[EXCERPT PROVIDED]:
● ● ● ● ●
The direct service industries were extremely concerned with the forecasted shortages. If Bonneville issued a Notice of Insufficiency, the DSIs would be threatened with interruptions to their power supply under the "interruptible" form of their power sales agreements with Bonneville. Furthermore, if Bonneville had a forecasted inability to meet future loads, then Bonneville would be unable to enter into new long term agreements with the DSIs. Since the DSI's had located in the Northwest to take advantage of the lower cost and plentiful power, it was naturally a very serious situation to the DSIs if the power became either scarce or expensive.

Given these joint concerns, Bonneville and its various customers met and evaluated different possible ways to deal with the perceived shortage problem. The negotiated solution was the "Hydro-Thermal Power Program." There were two essential foundations to this program. First, the Northwest Region's power supply future depended on joint action to construct a number of thermal generating stations that would then be operated on a coordinated basis allowing the Region to "base load" the new thermal plants and "peak" with the existing hydro system. Second, all of Bonneville's customers would cooperate to act as "one utility" in accomplishing the first objective.
● ● ● ● ●
[DATA]:
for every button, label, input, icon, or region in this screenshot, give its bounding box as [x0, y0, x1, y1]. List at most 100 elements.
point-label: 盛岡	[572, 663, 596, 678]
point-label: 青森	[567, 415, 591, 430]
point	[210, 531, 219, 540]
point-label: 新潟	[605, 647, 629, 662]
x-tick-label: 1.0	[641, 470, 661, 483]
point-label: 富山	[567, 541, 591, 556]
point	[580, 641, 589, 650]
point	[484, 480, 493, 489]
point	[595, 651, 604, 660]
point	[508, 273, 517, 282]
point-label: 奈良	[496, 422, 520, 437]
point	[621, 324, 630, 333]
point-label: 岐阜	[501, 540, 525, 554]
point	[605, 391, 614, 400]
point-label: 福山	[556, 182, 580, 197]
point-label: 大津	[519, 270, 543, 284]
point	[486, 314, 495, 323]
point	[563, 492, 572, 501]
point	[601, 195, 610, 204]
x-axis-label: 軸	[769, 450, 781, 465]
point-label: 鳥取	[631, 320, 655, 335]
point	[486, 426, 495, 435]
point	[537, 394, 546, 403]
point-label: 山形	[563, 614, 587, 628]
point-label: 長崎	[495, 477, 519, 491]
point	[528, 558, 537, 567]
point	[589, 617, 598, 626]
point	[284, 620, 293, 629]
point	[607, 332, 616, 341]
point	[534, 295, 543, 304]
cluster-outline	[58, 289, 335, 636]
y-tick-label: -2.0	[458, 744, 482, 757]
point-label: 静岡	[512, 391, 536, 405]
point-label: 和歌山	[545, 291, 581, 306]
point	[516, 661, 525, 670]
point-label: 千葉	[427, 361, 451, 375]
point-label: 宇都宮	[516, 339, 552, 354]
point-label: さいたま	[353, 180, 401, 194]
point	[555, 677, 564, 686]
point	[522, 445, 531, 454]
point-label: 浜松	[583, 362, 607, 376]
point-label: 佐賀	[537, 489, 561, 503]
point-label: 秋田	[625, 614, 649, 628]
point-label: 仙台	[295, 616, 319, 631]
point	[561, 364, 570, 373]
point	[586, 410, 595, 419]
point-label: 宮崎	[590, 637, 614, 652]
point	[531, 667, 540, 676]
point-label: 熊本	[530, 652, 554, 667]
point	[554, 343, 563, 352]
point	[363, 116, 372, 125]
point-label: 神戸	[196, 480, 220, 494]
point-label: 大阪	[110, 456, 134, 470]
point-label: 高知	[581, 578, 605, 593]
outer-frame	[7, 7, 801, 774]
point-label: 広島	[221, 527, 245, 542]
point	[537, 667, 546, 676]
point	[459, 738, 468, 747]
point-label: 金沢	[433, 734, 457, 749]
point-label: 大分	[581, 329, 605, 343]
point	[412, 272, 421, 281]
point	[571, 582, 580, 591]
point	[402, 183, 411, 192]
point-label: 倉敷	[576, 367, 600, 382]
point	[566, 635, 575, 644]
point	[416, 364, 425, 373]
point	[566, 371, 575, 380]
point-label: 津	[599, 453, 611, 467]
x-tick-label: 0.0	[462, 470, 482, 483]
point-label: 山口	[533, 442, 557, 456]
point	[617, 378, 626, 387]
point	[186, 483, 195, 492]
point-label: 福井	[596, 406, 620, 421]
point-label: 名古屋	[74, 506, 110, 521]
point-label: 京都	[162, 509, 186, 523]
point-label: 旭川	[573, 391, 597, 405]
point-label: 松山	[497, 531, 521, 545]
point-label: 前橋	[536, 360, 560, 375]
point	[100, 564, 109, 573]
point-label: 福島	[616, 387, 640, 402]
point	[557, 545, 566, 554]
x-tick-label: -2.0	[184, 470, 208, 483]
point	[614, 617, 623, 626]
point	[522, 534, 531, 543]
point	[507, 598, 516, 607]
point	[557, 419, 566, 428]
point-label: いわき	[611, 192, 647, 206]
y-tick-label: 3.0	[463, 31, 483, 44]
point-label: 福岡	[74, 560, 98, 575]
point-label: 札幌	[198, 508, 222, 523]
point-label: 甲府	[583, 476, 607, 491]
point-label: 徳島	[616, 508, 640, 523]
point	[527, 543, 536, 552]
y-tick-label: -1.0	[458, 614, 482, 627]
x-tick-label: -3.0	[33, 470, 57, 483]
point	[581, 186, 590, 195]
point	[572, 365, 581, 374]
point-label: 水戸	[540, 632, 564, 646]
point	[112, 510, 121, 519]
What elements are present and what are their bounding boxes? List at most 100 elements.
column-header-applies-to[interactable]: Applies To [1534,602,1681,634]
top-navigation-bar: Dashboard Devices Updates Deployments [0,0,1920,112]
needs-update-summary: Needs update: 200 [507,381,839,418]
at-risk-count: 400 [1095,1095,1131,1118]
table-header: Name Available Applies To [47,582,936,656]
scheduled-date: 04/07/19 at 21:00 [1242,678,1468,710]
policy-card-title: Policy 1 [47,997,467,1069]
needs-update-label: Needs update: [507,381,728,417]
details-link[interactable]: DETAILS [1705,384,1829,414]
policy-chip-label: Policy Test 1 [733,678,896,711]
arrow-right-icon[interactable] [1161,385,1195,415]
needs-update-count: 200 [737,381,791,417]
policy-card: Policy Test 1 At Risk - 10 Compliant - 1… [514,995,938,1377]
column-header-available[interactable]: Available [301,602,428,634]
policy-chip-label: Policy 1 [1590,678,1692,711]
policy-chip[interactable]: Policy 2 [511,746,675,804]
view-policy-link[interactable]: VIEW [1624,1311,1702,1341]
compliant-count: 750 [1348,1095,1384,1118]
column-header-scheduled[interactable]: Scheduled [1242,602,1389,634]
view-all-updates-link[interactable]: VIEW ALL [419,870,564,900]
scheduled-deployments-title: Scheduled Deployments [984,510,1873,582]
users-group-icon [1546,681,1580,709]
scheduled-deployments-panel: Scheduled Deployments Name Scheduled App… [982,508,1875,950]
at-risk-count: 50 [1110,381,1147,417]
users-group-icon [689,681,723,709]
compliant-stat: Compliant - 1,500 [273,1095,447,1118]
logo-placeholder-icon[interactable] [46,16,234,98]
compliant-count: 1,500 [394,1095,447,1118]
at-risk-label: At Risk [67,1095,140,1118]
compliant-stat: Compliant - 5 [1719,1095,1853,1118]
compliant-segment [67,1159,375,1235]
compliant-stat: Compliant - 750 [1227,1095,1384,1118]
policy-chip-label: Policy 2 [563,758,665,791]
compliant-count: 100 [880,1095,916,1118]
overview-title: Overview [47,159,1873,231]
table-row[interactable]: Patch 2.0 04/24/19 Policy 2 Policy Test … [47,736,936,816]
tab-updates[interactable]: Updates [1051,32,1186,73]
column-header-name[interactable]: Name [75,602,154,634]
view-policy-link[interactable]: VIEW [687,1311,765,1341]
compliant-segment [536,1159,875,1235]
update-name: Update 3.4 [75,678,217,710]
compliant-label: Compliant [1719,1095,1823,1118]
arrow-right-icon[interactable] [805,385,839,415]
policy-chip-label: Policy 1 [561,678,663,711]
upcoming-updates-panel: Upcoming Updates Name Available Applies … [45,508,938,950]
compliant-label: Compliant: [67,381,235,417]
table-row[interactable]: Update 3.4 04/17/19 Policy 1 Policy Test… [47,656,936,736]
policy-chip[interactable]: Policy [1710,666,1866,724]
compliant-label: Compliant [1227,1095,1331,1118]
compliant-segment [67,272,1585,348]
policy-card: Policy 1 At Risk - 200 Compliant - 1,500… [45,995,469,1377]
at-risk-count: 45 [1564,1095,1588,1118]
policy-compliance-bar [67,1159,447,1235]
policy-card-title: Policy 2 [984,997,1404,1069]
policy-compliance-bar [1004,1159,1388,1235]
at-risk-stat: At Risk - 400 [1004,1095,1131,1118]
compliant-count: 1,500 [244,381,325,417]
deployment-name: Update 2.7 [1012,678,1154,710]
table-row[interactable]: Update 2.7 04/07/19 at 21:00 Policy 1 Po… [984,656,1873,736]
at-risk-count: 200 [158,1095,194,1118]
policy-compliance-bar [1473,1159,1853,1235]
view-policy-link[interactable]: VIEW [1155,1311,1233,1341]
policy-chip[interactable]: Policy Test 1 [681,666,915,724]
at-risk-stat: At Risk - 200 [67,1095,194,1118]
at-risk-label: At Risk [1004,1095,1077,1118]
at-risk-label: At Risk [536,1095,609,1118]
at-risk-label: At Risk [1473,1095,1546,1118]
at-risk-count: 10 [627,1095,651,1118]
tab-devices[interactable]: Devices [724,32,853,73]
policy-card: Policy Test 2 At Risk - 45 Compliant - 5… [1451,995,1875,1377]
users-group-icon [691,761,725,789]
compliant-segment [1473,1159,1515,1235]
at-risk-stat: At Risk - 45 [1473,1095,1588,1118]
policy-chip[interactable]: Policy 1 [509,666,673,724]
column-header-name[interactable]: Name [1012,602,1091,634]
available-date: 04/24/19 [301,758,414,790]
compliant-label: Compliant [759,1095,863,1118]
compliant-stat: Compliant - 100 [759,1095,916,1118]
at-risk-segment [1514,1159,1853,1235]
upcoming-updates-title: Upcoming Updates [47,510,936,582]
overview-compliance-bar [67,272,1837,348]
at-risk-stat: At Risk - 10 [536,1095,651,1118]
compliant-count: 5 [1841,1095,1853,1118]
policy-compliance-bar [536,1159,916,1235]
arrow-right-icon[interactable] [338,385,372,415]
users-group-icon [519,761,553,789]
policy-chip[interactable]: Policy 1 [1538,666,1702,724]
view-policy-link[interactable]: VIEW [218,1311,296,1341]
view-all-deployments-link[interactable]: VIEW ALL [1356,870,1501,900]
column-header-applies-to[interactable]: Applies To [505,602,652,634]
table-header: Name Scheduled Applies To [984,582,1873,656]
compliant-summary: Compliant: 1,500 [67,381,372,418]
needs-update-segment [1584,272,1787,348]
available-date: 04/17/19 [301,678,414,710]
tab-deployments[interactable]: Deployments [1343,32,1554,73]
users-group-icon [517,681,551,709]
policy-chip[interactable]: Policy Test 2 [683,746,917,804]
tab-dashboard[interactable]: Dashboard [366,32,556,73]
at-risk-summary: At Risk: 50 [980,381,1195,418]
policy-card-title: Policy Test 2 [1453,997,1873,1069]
● ● ● ● ●
[EXERCISE SET]:
**1)** Answer these from the Bonneville passage:
(a) What would the direct service industries face if Bonneville issued a Notice of Insufficiency?
(b) What was the negotiated solution called?
(c) Under the program, what would the Region "base load," and what would it "peak" with?
**2)** Transcribe the part of the Bonneville passage that opens with the words containing "The direct service" and closes with "scarce or expensive.".
The entries have nothing to do with the Bonneville passage.

[WORKED SOLUTIONS]:
**1)**
(a) Interruptions to their power supply, under the "interruptible" form of their power sales agreements with Bonneville.
(b) The "Hydro-Thermal Power Program."
(c) It would base load the new thermal plants and peak with the existing hydro system.

**2)**
The direct service industries were extremely concerned with the forecasted shortages. If Bonneville issued a Notice of Insufficiency, the DSIs would be threatened with interruptions to their power supply under the "interruptible" form of their power sales agreements with Bonneville. Furthermore, if Bonneville had a forecasted inability to meet future loads, then Bonneville would be unable to enter into new long term agreements with the DSIs. Since the DSI's had located in the Northwest to take advantage of the lower cost and plentiful power, it was naturally a very serious situation to the DSIs if the power became either scarce or expensive.